> Problem to work on: Pull out every line in the entries below that contains the string "rear". Case counts.

> Record extracts:

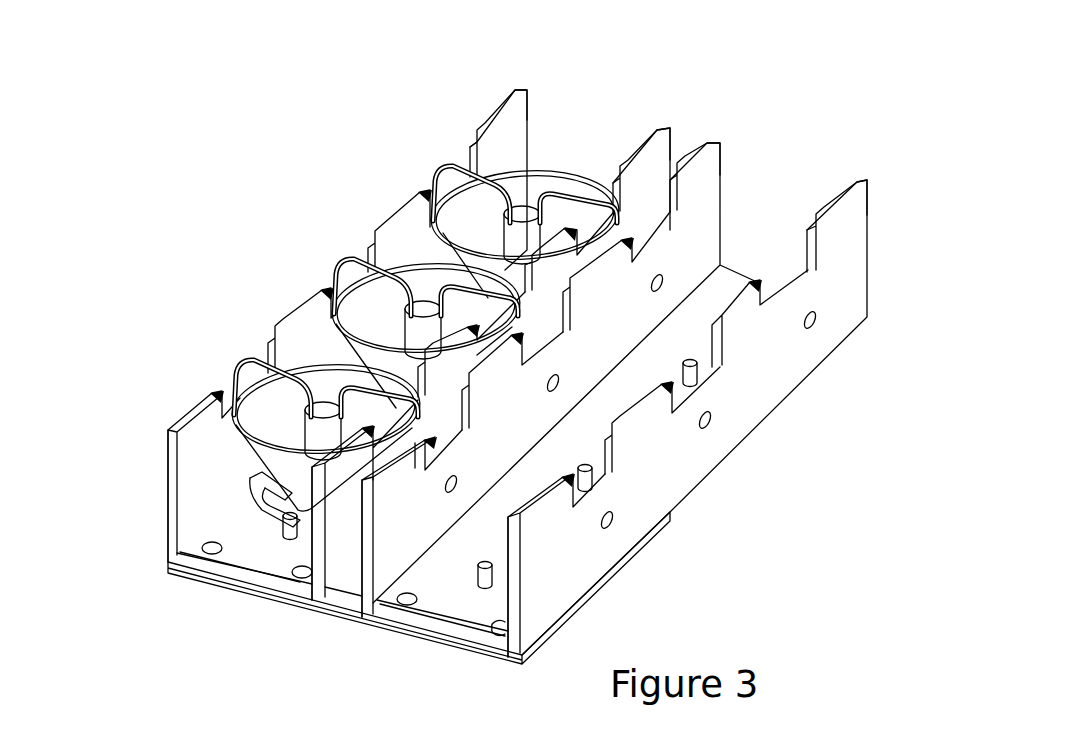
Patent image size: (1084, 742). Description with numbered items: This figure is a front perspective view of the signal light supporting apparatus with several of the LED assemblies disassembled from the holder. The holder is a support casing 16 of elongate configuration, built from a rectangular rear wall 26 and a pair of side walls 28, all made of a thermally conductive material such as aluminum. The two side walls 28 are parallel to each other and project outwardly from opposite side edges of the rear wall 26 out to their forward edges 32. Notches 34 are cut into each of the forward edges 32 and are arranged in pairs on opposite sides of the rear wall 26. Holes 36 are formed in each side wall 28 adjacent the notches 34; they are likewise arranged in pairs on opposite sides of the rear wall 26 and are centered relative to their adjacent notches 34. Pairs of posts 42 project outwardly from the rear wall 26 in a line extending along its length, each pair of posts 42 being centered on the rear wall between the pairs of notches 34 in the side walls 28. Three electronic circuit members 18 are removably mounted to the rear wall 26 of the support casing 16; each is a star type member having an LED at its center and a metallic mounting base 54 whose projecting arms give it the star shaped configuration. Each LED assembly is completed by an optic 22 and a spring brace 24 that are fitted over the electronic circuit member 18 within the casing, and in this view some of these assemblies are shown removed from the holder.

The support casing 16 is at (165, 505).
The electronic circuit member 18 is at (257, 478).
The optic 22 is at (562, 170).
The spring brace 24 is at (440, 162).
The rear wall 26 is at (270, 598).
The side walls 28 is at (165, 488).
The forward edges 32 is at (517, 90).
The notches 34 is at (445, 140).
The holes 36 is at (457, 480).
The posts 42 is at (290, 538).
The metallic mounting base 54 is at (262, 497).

> Written solution:
Patent image size: (1084, 742). Description with numbered items: This figure is a front perspective view of the signal light supporting apparatus with several of the LED assemblies disassembled from the holder. The holder is a support casing 16 of elongate configuration, built from a rectangular rear wall 26 and a pair of side walls 28, all made of a thermally conductive material such as aluminum. The two side walls 28 are parallel to each other and project outwardly from opposite side edges of the rear wall 26 out to their forward edges 32. Notches 34 are cut into each of the forward edges 32 and are arranged in pairs on opposite sides of the rear wall 26. Holes 36 are formed in each side wall 28 adjacent the notches 34; they are likewise arranged in pairs on opposite sides of the rear wall 26 and are centered relative to their adjacent notches 34. Pairs of posts 42 project outwardly from the rear wall 26 in a line extending along its length, each pair of posts 42 being centered on the rear wall between the pairs of notches 34 in the side walls 28. Three electronic circuit members 18 are removably mounted to the rear wall 26 of the support casing 16; each is a star type member having an LED at its center and a metallic mounting base 54 whose projecting arms give it the star shaped configuration. Each LED assembly is completed by an optic 22 and a spring brace 24 that are fitted over the electronic circuit member 18 within the casing, and in this view some of these assemblies are shown removed from the holder.
The rear wall 26 is at (270, 598).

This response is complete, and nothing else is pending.